[Begin Data for processing]

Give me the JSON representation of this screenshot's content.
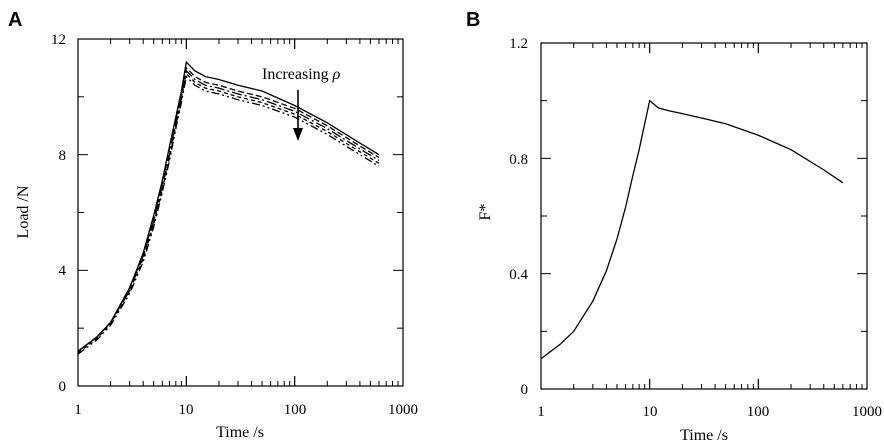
{
  "chart_data": [
    {
      "type": "line",
      "panel_label": "A",
      "xlabel": "Time /s",
      "ylabel": "Load /N",
      "x_scale": "log",
      "xlim": [
        1,
        1000
      ],
      "ylim": [
        0,
        12
      ],
      "x_ticks": [
        "1",
        "10",
        "100",
        "1000"
      ],
      "y_ticks": [
        "0",
        "4",
        "8",
        "12"
      ],
      "annotation": {
        "text": "Increasing ",
        "symbol": "ρ"
      },
      "series": [
        {
          "dash": "",
          "x": [
            1,
            1.5,
            2,
            3,
            4,
            5,
            6,
            7,
            8,
            9,
            10,
            12,
            15,
            20,
            30,
            50,
            100,
            200,
            400,
            600
          ],
          "y": [
            1.2,
            1.7,
            2.2,
            3.4,
            4.6,
            5.9,
            7.1,
            8.3,
            9.3,
            10.2,
            11.2,
            10.9,
            10.7,
            10.6,
            10.4,
            10.2,
            9.7,
            9.1,
            8.4,
            8.0
          ]
        },
        {
          "dash": "6,3",
          "x": [
            1,
            1.5,
            2,
            3,
            4,
            5,
            6,
            7,
            8,
            9,
            10,
            12,
            15,
            20,
            30,
            50,
            100,
            200,
            400,
            600
          ],
          "y": [
            1.2,
            1.7,
            2.2,
            3.4,
            4.5,
            5.8,
            7.0,
            8.2,
            9.2,
            10.1,
            11.0,
            10.7,
            10.5,
            10.4,
            10.2,
            10.0,
            9.6,
            9.0,
            8.3,
            7.9
          ]
        },
        {
          "dash": "10,3,2,3",
          "x": [
            1,
            1.5,
            2,
            3,
            4,
            5,
            6,
            7,
            8,
            9,
            10,
            12,
            15,
            20,
            30,
            50,
            100,
            200,
            400,
            600
          ],
          "y": [
            1.2,
            1.7,
            2.2,
            3.3,
            4.5,
            5.7,
            6.9,
            8.0,
            9.1,
            10.0,
            10.9,
            10.6,
            10.4,
            10.3,
            10.1,
            9.9,
            9.5,
            8.9,
            8.2,
            7.8
          ]
        },
        {
          "dash": "4,3",
          "x": [
            1,
            1.5,
            2,
            3,
            4,
            5,
            6,
            7,
            8,
            9,
            10,
            12,
            15,
            20,
            30,
            50,
            100,
            200,
            400,
            600
          ],
          "y": [
            1.15,
            1.65,
            2.15,
            3.3,
            4.4,
            5.6,
            6.8,
            7.9,
            9.0,
            9.9,
            10.8,
            10.5,
            10.3,
            10.2,
            10.0,
            9.8,
            9.4,
            8.8,
            8.1,
            7.7
          ]
        },
        {
          "dash": "8,3,2,3,2,3",
          "x": [
            1,
            1.5,
            2,
            3,
            4,
            5,
            6,
            7,
            8,
            9,
            10,
            12,
            15,
            20,
            30,
            50,
            100,
            200,
            400,
            600
          ],
          "y": [
            1.1,
            1.6,
            2.1,
            3.2,
            4.3,
            5.5,
            6.7,
            7.8,
            8.9,
            9.8,
            10.7,
            10.4,
            10.2,
            10.1,
            9.9,
            9.7,
            9.3,
            8.7,
            8.0,
            7.6
          ]
        }
      ]
    },
    {
      "type": "line",
      "panel_label": "B",
      "xlabel": "Time /s",
      "ylabel": "F*",
      "x_scale": "log",
      "xlim": [
        1,
        1000
      ],
      "ylim": [
        0,
        1.2
      ],
      "x_ticks": [
        "1",
        "10",
        "100",
        "1000"
      ],
      "y_ticks": [
        "0",
        "0.4",
        "0.8",
        "1.2"
      ],
      "series": [
        {
          "dash": "",
          "x": [
            1,
            1.5,
            2,
            3,
            4,
            5,
            6,
            7,
            8,
            9,
            10,
            12,
            15,
            20,
            30,
            50,
            100,
            200,
            400,
            600
          ],
          "y": [
            0.105,
            0.155,
            0.2,
            0.305,
            0.41,
            0.52,
            0.63,
            0.74,
            0.83,
            0.92,
            1.0,
            0.975,
            0.965,
            0.955,
            0.94,
            0.92,
            0.88,
            0.83,
            0.76,
            0.715
          ]
        }
      ]
    }
  ]
}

[End Data for processing]

[Problem description] Transcribe the listing in full. Omit the pictures and keep every line exact.

[Full response]
Give me the JSON representation of this screenshot's content.
{
  "chart_data": [
    {
      "type": "line",
      "panel_label": "A",
      "xlabel": "Time /s",
      "ylabel": "Load /N",
      "x_scale": "log",
      "xlim": [
        1,
        1000
      ],
      "ylim": [
        0,
        12
      ],
      "x_ticks": [
        "1",
        "10",
        "100",
        "1000"
      ],
      "y_ticks": [
        "0",
        "4",
        "8",
        "12"
      ],
      "annotation": {
        "text": "Increasing ",
        "symbol": "ρ"
      },
      "series": [
        {
          "dash": "",
          "x": [
            1,
            1.5,
            2,
            3,
            4,
            5,
            6,
            7,
            8,
            9,
            10,
            12,
            15,
            20,
            30,
            50,
            100,
            200,
            400,
            600
          ],
          "y": [
            1.2,
            1.7,
            2.2,
            3.4,
            4.6,
            5.9,
            7.1,
            8.3,
            9.3,
            10.2,
            11.2,
            10.9,
            10.7,
            10.6,
            10.4,
            10.2,
            9.7,
            9.1,
            8.4,
            8.0
          ]
        },
        {
          "dash": "6,3",
          "x": [
            1,
            1.5,
            2,
            3,
            4,
            5,
            6,
            7,
            8,
            9,
            10,
            12,
            15,
            20,
            30,
            50,
            100,
            200,
            400,
            600
          ],
          "y": [
            1.2,
            1.7,
            2.2,
            3.4,
            4.5,
            5.8,
            7.0,
            8.2,
            9.2,
            10.1,
            11.0,
            10.7,
            10.5,
            10.4,
            10.2,
            10.0,
            9.6,
            9.0,
            8.3,
            7.9
          ]
        },
        {
          "dash": "10,3,2,3",
          "x": [
            1,
            1.5,
            2,
            3,
            4,
            5,
            6,
            7,
            8,
            9,
            10,
            12,
            15,
            20,
            30,
            50,
            100,
            200,
            400,
            600
          ],
          "y": [
            1.2,
            1.7,
            2.2,
            3.3,
            4.5,
            5.7,
            6.9,
            8.0,
            9.1,
            10.0,
            10.9,
            10.6,
            10.4,
            10.3,
            10.1,
            9.9,
            9.5,
            8.9,
            8.2,
            7.8
          ]
        },
        {
          "dash": "4,3",
          "x": [
            1,
            1.5,
            2,
            3,
            4,
            5,
            6,
            7,
            8,
            9,
            10,
            12,
            15,
            20,
            30,
            50,
            100,
            200,
            400,
            600
          ],
          "y": [
            1.15,
            1.65,
            2.15,
            3.3,
            4.4,
            5.6,
            6.8,
            7.9,
            9.0,
            9.9,
            10.8,
            10.5,
            10.3,
            10.2,
            10.0,
            9.8,
            9.4,
            8.8,
            8.1,
            7.7
          ]
        },
        {
          "dash": "8,3,2,3,2,3",
          "x": [
            1,
            1.5,
            2,
            3,
            4,
            5,
            6,
            7,
            8,
            9,
            10,
            12,
            15,
            20,
            30,
            50,
            100,
            200,
            400,
            600
          ],
          "y": [
            1.1,
            1.6,
            2.1,
            3.2,
            4.3,
            5.5,
            6.7,
            7.8,
            8.9,
            9.8,
            10.7,
            10.4,
            10.2,
            10.1,
            9.9,
            9.7,
            9.3,
            8.7,
            8.0,
            7.6
          ]
        }
      ]
    },
    {
      "type": "line",
      "panel_label": "B",
      "xlabel": "Time /s",
      "ylabel": "F*",
      "x_scale": "log",
      "xlim": [
        1,
        1000
      ],
      "ylim": [
        0,
        1.2
      ],
      "x_ticks": [
        "1",
        "10",
        "100",
        "1000"
      ],
      "y_ticks": [
        "0",
        "0.4",
        "0.8",
        "1.2"
      ],
      "series": [
        {
          "dash": "",
          "x": [
            1,
            1.5,
            2,
            3,
            4,
            5,
            6,
            7,
            8,
            9,
            10,
            12,
            15,
            20,
            30,
            50,
            100,
            200,
            400,
            600
          ],
          "y": [
            0.105,
            0.155,
            0.2,
            0.305,
            0.41,
            0.52,
            0.63,
            0.74,
            0.83,
            0.92,
            1.0,
            0.975,
            0.965,
            0.955,
            0.94,
            0.92,
            0.88,
            0.83,
            0.76,
            0.715
          ]
        }
      ]
    }
  ]
}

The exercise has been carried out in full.